Rumors Suggest Accor and IHG Considering Merger
Joe Cortez

Insiders at Accor Hotels say they are considering a merger with InterContinental Hotel Group, as the trend of hotel consolidation continues. Although neither company has put forward an offer, Accor’s board is reported to be bullish on the idea as it would help them compete with Marriott.

As hotels struggle to stay afloat during the COVID-19 pandemic, two giants are rumored to be considering a merger that would put them in the same league as Marriott International. Reuters reports Accor could be in very early research to merge with InterContinental Hotel Group.

Accor’s Board Could Back Deal, While Executives Remain Cautious

The news was first published by French newspaper Le Figaro, citing executives inside the Paris-based company. Accor has reportedly setup an internal team to examine what it would take to move forward with a merger with IHG.

Although the sources say Accor’s board is behind merging with the British hotelier, company chief executive is “more cautious” about bringing the two companies together. Accor has not made a formal proposition to IHG, and spokespersons for both declined comments to Reuters.

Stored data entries
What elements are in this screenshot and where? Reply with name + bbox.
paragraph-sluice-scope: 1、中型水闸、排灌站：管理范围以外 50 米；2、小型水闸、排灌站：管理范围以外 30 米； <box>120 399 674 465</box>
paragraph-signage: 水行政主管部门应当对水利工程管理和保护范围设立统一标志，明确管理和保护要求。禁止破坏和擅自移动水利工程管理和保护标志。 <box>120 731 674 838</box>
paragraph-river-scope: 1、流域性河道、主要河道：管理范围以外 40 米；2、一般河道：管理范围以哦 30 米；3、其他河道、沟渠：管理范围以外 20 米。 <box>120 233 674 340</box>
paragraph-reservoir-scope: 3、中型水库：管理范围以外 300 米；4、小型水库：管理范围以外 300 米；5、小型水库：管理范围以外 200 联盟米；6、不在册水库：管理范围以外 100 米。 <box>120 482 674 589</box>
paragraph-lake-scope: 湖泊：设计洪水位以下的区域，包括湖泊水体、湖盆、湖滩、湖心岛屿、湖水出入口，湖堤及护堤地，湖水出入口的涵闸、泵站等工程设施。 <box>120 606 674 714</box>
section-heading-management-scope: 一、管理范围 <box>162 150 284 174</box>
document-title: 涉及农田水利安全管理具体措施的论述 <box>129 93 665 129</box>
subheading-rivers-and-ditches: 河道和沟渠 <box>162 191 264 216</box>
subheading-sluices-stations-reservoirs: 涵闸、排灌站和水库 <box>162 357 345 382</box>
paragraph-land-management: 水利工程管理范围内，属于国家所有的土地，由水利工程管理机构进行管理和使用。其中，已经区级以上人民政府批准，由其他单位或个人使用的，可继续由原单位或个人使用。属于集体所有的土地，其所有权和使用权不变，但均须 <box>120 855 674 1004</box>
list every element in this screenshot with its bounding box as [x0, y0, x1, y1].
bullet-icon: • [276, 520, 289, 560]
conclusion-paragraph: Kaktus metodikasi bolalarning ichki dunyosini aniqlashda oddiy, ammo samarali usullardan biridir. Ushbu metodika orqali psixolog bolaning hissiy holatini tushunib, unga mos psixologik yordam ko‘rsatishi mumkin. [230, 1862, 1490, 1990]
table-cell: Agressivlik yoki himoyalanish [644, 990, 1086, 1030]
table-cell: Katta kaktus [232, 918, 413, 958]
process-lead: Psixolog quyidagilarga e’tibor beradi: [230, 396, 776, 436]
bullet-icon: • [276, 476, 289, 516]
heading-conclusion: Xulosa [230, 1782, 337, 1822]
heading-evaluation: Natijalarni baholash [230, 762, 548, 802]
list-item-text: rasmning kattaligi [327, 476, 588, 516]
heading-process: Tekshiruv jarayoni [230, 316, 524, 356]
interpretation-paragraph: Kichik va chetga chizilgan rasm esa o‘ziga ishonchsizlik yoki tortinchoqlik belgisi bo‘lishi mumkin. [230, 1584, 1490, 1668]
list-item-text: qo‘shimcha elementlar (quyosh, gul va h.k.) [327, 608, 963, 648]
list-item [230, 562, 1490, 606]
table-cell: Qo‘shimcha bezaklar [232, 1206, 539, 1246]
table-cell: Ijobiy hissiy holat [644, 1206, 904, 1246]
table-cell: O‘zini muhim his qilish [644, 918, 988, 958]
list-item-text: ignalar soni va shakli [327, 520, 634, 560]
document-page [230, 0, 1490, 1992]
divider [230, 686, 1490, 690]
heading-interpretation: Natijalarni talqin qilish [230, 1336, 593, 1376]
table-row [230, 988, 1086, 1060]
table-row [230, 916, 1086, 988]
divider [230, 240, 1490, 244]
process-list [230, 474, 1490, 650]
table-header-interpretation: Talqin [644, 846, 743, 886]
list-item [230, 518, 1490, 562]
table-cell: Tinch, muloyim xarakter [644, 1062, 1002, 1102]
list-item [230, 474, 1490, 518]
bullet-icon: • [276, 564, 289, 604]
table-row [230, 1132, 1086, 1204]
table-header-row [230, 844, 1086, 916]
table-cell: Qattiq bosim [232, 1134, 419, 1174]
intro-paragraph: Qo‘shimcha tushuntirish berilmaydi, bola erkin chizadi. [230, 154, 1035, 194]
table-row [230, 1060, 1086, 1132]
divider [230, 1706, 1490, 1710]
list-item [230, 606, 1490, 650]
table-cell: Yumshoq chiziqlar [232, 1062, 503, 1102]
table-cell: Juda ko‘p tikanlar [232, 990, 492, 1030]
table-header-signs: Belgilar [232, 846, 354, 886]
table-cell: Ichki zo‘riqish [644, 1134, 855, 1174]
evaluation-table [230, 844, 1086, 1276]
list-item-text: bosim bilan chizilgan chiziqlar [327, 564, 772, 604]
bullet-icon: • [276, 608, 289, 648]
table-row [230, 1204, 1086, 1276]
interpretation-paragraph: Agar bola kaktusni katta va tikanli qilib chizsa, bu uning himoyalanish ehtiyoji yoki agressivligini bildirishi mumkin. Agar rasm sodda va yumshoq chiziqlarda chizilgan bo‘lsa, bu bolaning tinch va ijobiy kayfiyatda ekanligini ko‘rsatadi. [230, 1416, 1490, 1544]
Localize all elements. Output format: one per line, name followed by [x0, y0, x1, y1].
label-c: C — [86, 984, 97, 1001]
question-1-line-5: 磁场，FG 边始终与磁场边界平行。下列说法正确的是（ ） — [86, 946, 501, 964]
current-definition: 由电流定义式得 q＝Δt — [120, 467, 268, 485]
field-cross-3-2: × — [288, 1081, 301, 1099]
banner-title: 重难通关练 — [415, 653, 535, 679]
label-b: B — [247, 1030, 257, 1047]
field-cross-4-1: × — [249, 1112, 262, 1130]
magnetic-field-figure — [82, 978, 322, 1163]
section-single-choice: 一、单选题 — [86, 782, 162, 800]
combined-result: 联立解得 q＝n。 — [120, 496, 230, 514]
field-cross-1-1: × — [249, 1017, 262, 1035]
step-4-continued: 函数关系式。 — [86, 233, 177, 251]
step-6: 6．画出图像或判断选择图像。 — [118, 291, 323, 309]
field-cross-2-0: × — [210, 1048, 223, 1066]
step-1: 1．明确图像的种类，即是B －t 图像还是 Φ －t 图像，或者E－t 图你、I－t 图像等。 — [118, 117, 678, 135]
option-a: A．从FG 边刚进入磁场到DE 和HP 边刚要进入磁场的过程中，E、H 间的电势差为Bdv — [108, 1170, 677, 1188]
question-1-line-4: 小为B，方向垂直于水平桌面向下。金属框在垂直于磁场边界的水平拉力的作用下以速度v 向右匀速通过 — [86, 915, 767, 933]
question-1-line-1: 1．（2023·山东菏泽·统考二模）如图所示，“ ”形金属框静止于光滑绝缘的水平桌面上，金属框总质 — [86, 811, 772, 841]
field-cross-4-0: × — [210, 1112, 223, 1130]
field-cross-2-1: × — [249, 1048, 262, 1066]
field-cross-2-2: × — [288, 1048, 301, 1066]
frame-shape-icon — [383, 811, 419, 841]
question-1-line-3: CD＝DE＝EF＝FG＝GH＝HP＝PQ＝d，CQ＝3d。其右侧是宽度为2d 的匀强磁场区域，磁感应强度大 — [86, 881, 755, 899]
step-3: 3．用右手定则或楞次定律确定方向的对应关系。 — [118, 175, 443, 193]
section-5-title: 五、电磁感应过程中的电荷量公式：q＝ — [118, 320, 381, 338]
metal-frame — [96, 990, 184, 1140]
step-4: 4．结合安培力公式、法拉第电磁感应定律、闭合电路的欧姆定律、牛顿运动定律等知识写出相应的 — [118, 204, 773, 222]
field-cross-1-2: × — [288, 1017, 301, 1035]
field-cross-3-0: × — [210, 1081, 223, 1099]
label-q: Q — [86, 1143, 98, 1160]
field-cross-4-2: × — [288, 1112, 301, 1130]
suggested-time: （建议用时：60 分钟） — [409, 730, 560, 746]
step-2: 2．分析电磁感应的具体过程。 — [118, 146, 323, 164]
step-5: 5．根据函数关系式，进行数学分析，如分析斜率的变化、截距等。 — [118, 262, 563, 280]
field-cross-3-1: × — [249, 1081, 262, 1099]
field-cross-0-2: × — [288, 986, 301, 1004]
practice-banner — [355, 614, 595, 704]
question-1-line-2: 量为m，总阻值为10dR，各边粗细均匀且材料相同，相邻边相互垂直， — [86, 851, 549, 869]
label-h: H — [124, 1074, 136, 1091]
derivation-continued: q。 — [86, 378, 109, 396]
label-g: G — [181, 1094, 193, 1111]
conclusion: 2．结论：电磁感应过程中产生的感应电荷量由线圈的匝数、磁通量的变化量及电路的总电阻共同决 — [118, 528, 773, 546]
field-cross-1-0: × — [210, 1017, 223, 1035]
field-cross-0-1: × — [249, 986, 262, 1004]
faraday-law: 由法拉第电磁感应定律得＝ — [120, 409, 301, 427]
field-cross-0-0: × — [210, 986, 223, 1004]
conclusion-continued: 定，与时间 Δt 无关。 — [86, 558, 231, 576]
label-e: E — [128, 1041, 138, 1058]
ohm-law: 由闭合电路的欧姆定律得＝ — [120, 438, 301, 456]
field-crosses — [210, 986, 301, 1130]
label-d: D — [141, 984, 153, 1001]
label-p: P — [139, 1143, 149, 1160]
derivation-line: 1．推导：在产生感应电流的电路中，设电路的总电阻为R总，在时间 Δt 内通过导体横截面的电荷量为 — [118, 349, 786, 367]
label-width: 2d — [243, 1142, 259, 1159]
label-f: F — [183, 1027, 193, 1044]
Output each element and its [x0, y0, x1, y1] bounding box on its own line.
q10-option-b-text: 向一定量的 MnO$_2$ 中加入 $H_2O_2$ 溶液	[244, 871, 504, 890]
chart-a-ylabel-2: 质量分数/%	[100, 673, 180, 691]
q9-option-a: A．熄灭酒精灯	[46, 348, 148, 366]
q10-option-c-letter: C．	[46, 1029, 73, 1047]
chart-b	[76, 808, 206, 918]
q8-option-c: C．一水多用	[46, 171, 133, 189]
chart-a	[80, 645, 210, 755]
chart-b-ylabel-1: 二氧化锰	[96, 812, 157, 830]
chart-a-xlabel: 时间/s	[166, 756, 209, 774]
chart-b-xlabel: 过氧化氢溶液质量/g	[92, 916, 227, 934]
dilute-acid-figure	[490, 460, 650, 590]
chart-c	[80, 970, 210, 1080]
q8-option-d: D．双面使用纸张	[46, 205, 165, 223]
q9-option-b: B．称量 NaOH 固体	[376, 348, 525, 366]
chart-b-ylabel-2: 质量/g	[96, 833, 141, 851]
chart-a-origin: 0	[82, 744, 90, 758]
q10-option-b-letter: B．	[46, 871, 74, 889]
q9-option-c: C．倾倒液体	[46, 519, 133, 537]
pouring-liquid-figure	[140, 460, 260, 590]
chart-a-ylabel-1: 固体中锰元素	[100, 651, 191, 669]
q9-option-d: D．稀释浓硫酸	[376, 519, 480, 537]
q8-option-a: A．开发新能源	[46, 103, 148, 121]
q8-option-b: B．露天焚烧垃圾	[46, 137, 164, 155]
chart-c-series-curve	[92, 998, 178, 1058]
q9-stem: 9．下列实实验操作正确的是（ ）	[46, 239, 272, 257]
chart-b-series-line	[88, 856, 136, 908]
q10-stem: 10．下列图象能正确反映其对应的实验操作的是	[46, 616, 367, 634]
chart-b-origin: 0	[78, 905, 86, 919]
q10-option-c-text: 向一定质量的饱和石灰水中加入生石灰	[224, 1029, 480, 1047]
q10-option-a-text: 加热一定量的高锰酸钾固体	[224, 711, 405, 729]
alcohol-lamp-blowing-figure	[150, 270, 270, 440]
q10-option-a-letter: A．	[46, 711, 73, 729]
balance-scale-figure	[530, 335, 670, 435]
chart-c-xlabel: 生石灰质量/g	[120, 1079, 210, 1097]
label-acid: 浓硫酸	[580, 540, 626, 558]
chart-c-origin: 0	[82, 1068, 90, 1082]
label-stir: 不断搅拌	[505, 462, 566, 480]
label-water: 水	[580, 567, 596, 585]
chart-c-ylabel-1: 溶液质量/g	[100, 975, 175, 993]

§ Tasks:
a. Using the article on the Accor and IHG merger rumors, state whether each statement agrees with it, answering yes or no and quoting the words that decide it: (i) Le Figaro was the first to publish the news; (ii) Accor has made a formal proposal to IHG; (iii) Accor's chief executive is more enthusiastic about the merger than its board.
b. Translate into Spanish this sentence from the article on the Accor and IHG merger rumors: "Accor has not made a formal proposition to IHG, and spokespersons for both declined comments to Reuters."
The data have no connection to the article on the Accor and IHG merger rumors.

§ Solutions to each task:
a.
(i) Yes: "The news was first published by French newspaper Le Figaro"
(ii) No: "Accor has not made a formal proposition to IHG"
(iii) No: "company chief executive is “more cautious” about bringing the two companies together"

b. Accor no ha presentado una propuesta formal a IHG, y los portavoces de ambas empresas declinaron hacer comentarios a Reuters.